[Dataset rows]
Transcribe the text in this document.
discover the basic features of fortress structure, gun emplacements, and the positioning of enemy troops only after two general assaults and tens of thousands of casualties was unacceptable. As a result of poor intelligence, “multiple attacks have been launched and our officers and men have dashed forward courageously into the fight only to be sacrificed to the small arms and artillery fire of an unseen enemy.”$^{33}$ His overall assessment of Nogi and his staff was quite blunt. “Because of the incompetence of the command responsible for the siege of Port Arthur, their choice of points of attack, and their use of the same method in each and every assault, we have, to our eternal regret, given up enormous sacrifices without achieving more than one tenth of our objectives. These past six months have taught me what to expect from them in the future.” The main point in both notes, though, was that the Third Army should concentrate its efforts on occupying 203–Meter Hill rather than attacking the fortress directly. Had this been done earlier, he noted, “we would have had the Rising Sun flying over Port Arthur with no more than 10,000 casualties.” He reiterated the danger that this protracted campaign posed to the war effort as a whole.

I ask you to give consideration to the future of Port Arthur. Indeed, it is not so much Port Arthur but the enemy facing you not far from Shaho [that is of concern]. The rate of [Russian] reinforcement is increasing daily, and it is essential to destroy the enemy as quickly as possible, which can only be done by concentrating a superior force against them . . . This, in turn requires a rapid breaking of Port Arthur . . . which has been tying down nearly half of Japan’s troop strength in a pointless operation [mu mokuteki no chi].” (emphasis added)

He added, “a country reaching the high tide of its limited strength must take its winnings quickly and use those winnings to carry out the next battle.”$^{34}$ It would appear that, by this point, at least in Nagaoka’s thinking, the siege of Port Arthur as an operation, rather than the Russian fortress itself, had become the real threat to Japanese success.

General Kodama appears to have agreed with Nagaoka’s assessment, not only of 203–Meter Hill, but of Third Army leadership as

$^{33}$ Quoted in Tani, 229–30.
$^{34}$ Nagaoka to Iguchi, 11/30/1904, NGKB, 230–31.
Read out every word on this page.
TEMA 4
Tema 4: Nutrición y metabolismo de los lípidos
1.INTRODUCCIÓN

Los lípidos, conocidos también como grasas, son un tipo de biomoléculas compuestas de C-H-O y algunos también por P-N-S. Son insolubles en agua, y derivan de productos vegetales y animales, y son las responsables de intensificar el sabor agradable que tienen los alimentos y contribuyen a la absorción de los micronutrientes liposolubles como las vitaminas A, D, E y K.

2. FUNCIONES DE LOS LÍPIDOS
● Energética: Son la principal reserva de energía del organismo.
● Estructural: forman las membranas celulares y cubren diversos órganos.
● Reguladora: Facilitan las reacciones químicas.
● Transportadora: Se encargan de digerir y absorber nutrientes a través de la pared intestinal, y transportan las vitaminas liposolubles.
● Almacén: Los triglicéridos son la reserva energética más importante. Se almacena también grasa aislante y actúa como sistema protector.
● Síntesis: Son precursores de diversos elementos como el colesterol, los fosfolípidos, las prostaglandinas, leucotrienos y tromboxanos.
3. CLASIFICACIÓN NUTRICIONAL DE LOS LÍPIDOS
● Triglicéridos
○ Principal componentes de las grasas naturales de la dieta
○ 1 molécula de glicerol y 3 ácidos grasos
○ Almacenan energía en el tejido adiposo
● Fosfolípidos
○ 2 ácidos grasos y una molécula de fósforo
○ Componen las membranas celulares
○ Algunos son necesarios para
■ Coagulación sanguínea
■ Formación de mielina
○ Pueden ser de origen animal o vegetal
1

_WHAT YOU WILL DO_
Output all preceding records character for character.

_TASK SOLUTION_
Transcribe the text in this document.
discover the basic features of fortress structure, gun emplacements, and the positioning of enemy troops only after two general assaults and tens of thousands of casualties was unacceptable. As a result of poor intelligence, “multiple attacks have been launched and our officers and men have dashed forward courageously into the fight only to be sacrificed to the small arms and artillery fire of an unseen enemy.”$^{33}$ His overall assessment of Nogi and his staff was quite blunt. “Because of the incompetence of the command responsible for the siege of Port Arthur, their choice of points of attack, and their use of the same method in each and every assault, we have, to our eternal regret, given up enormous sacrifices without achieving more than one tenth of our objectives. These past six months have taught me what to expect from them in the future.” The main point in both notes, though, was that the Third Army should concentrate its efforts on occupying 203–Meter Hill rather than attacking the fortress directly. Had this been done earlier, he noted, “we would have had the Rising Sun flying over Port Arthur with no more than 10,000 casualties.” He reiterated the danger that this protracted campaign posed to the war effort as a whole.

I ask you to give consideration to the future of Port Arthur. Indeed, it is not so much Port Arthur but the enemy facing you not far from Shaho [that is of concern]. The rate of [Russian] reinforcement is increasing daily, and it is essential to destroy the enemy as quickly as possible, which can only be done by concentrating a superior force against them . . . This, in turn requires a rapid breaking of Port Arthur . . . which has been tying down nearly half of Japan’s troop strength in a pointless operation [mu mokuteki no chi].” (emphasis added)

He added, “a country reaching the high tide of its limited strength must take its winnings quickly and use those winnings to carry out the next battle.”$^{34}$ It would appear that, by this point, at least in Nagaoka’s thinking, the siege of Port Arthur as an operation, rather than the Russian fortress itself, had become the real threat to Japanese success.

General Kodama appears to have agreed with Nagaoka’s assessment, not only of 203–Meter Hill, but of Third Army leadership as

$^{33}$ Quoted in Tani, 229–30.
$^{34}$ Nagaoka to Iguchi, 11/30/1904, NGKB, 230–31.
Read out every word on this page.
TEMA 4
Tema 4: Nutrición y metabolismo de los lípidos
1.INTRODUCCIÓN

Los lípidos, conocidos también como grasas, son un tipo de biomoléculas compuestas de C-H-O y algunos también por P-N-S. Son insolubles en agua, y derivan de productos vegetales y animales, y son las responsables de intensificar el sabor agradable que tienen los alimentos y contribuyen a la absorción de los micronutrientes liposolubles como las vitaminas A, D, E y K.

2. FUNCIONES DE LOS LÍPIDOS
● Energética: Son la principal reserva de energía del organismo.
● Estructural: forman las membranas celulares y cubren diversos órganos.
● Reguladora: Facilitan las reacciones químicas.
● Transportadora: Se encargan de digerir y absorber nutrientes a través de la pared intestinal, y transportan las vitaminas liposolubles.
● Almacén: Los triglicéridos son la reserva energética más importante. Se almacena también grasa aislante y actúa como sistema protector.
● Síntesis: Son precursores de diversos elementos como el colesterol, los fosfolípidos, las prostaglandinas, leucotrienos y tromboxanos.
3. CLASIFICACIÓN NUTRICIONAL DE LOS LÍPIDOS
● Triglicéridos
○ Principal componentes de las grasas naturales de la dieta
○ 1 molécula de glicerol y 3 ácidos grasos
○ Almacenan energía en el tejido adiposo
● Fosfolípidos
○ 2 ácidos grasos y una molécula de fósforo
○ Componen las membranas celulares
○ Algunos son necesarios para
■ Coagulación sanguínea
■ Formación de mielina
○ Pueden ser de origen animal o vegetal
1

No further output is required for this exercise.